(WHAT IS BEING ASKED): The entire listing is to be repeated verbatim.

>> begin DATA ENTRIES

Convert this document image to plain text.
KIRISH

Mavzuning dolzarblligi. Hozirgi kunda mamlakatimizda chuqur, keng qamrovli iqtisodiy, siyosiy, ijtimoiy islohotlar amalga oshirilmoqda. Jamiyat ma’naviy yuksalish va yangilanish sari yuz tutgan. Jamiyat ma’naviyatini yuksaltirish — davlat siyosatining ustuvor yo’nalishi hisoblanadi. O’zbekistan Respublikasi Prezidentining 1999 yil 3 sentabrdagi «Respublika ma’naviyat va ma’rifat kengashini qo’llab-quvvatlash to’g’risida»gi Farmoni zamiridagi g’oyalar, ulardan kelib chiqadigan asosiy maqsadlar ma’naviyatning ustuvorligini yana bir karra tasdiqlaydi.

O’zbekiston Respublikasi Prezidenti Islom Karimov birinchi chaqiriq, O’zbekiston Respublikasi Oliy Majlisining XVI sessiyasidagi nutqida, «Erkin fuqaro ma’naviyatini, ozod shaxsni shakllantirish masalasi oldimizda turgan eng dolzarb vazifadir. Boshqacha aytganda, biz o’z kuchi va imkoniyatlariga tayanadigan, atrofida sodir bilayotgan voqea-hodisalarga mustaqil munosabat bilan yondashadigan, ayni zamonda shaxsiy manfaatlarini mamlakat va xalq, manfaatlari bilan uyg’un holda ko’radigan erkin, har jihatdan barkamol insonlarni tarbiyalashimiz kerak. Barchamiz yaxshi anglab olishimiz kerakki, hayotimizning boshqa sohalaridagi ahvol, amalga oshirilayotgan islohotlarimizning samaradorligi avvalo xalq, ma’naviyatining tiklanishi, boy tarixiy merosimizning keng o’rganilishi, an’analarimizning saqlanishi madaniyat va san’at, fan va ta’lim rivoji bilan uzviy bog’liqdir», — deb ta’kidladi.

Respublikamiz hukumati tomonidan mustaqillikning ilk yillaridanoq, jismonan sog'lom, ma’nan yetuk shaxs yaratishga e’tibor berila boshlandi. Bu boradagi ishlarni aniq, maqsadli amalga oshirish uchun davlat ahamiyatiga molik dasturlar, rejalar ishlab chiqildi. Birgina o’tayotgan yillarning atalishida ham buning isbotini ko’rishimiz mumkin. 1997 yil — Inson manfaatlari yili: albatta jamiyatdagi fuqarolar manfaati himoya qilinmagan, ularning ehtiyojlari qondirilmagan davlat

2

>> end DATA ENTRIES

(TASK RESPONSE):
Convert this document image to plain text.
KIRISH

Mavzuning dolzarblligi. Hozirgi kunda mamlakatimizda chuqur, keng qamrovli iqtisodiy, siyosiy, ijtimoiy islohotlar amalga oshirilmoqda. Jamiyat ma’naviy yuksalish va yangilanish sari yuz tutgan. Jamiyat ma’naviyatini yuksaltirish — davlat siyosatining ustuvor yo’nalishi hisoblanadi. O’zbekistan Respublikasi Prezidentining 1999 yil 3 sentabrdagi «Respublika ma’naviyat va ma’rifat kengashini qo’llab-quvvatlash to’g’risida»gi Farmoni zamiridagi g’oyalar, ulardan kelib chiqadigan asosiy maqsadlar ma’naviyatning ustuvorligini yana bir karra tasdiqlaydi.

O’zbekiston Respublikasi Prezidenti Islom Karimov birinchi chaqiriq, O’zbekiston Respublikasi Oliy Majlisining XVI sessiyasidagi nutqida, «Erkin fuqaro ma’naviyatini, ozod shaxsni shakllantirish masalasi oldimizda turgan eng dolzarb vazifadir. Boshqacha aytganda, biz o’z kuchi va imkoniyatlariga tayanadigan, atrofida sodir bilayotgan voqea-hodisalarga mustaqil munosabat bilan yondashadigan, ayni zamonda shaxsiy manfaatlarini mamlakat va xalq, manfaatlari bilan uyg’un holda ko’radigan erkin, har jihatdan barkamol insonlarni tarbiyalashimiz kerak. Barchamiz yaxshi anglab olishimiz kerakki, hayotimizning boshqa sohalaridagi ahvol, amalga oshirilayotgan islohotlarimizning samaradorligi avvalo xalq, ma’naviyatining tiklanishi, boy tarixiy merosimizning keng o’rganilishi, an’analarimizning saqlanishi madaniyat va san’at, fan va ta’lim rivoji bilan uzviy bog’liqdir», — deb ta’kidladi.

Respublikamiz hukumati tomonidan mustaqillikning ilk yillaridanoq, jismonan sog'lom, ma’nan yetuk shaxs yaratishga e’tibor berila boshlandi. Bu boradagi ishlarni aniq, maqsadli amalga oshirish uchun davlat ahamiyatiga molik dasturlar, rejalar ishlab chiqildi. Birgina o’tayotgan yillarning atalishida ham buning isbotini ko’rishimiz mumkin. 1997 yil — Inson manfaatlari yili: albatta jamiyatdagi fuqarolar manfaati himoya qilinmagan, ularning ehtiyojlari qondirilmagan davlat

2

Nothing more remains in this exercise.